● Task to complete
Lift out each line of the data that holds "intership".
☆ ☆ ☆
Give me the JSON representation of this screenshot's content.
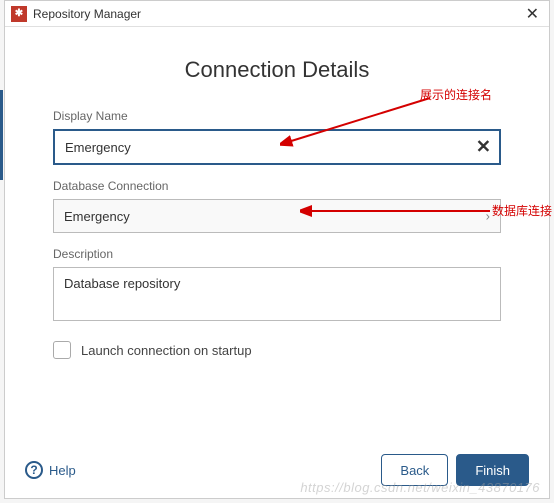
{
  "titlebar": {
    "title": "Repository Manager"
  },
  "main": {
    "heading": "Connection Details",
    "display_name_label": "Display Name",
    "display_name_value": "Emergency",
    "db_conn_label": "Database Connection",
    "db_conn_value": "Emergency",
    "description_label": "Description",
    "description_value": "Database repository",
    "checkbox_label": "Launch connection on startup"
  },
  "footer": {
    "help_label": "Help",
    "back_label": "Back",
    "finish_label": "Finish"
  },
  "annotations": {
    "a1": "展示的连接名",
    "a2": "数据库连接"
  },
  "watermark": "https://blog.csdn.net/weixin_43870176"
}
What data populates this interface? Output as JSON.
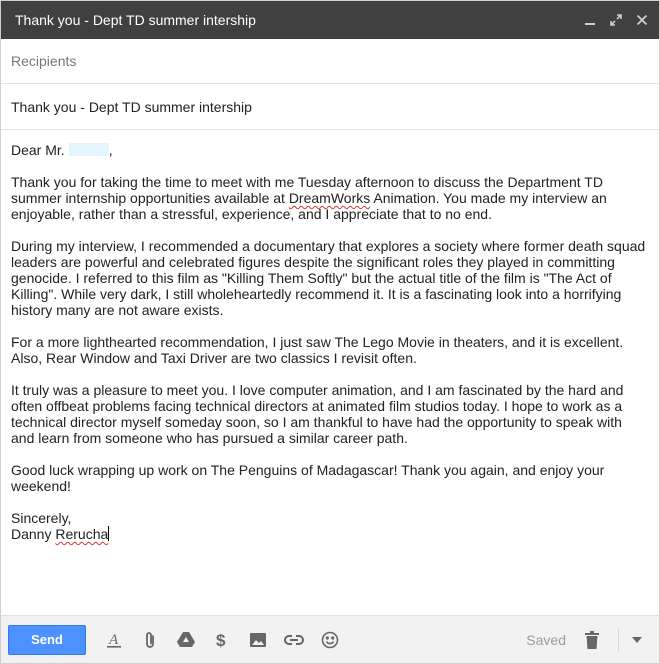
{
  "window": {
    "title": "Thank you - Dept TD summer intership"
  },
  "compose": {
    "recipients_placeholder": "Recipients",
    "subject": "Thank you - Dept TD summer intership",
    "greeting_prefix": "Dear Mr.",
    "greeting_suffix": ",",
    "p1_a": "Thank you for taking the time to meet with me Tuesday afternoon to discuss the Department TD summer internship opportunities available at ",
    "p1_company": "DreamWorks",
    "p1_b": " Animation. You made my interview an enjoyable, rather than a stressful, experience, and I appreciate that to no end.",
    "p2": "During my interview, I recommended a documentary that explores a society where former death squad leaders are powerful and celebrated figures despite the significant roles they played in committing genocide. I referred to this film as \"Killing Them Softly\" but the actual title of the film is \"The Act of Killing\". While very dark, I still wholeheartedly recommend it. It is a fascinating look into a horrifying history many are not aware exists.",
    "p3": "For a more lighthearted recommendation, I just saw The Lego Movie in theaters, and it is excellent. Also, Rear Window and Taxi Driver are two classics I revisit often.",
    "p4": "It truly was a pleasure to meet you. I love computer animation, and I am fascinated by the hard and often offbeat problems facing technical directors at animated film studios today. I hope to work as a technical director myself someday soon, so I am thankful to have had the opportunity to speak with and learn from someone who has pursued a similar career path.",
    "p5": "Good luck wrapping up work on The Penguins of Madagascar! Thank you again, and enjoy your weekend!",
    "closing": "Sincerely,",
    "signature_first": "Danny",
    "signature_last": "Rerucha"
  },
  "toolbar": {
    "send_label": "Send",
    "saved_label": "Saved",
    "icons": [
      "format-text-icon",
      "attach-icon",
      "drive-icon",
      "money-icon",
      "photo-icon",
      "link-icon",
      "emoji-icon",
      "trash-icon",
      "more-options-icon"
    ]
  },
  "colors": {
    "titlebar": "#404040",
    "send_button": "#4d90fe",
    "redaction": "#e3f6ff",
    "spellcheck": "#dd3333"
  }
}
☆ ☆ ☆
● Solution for this problem
    "title": "Thank you - Dept TD summer intership"
    "subject": "Thank you - Dept TD summer intership",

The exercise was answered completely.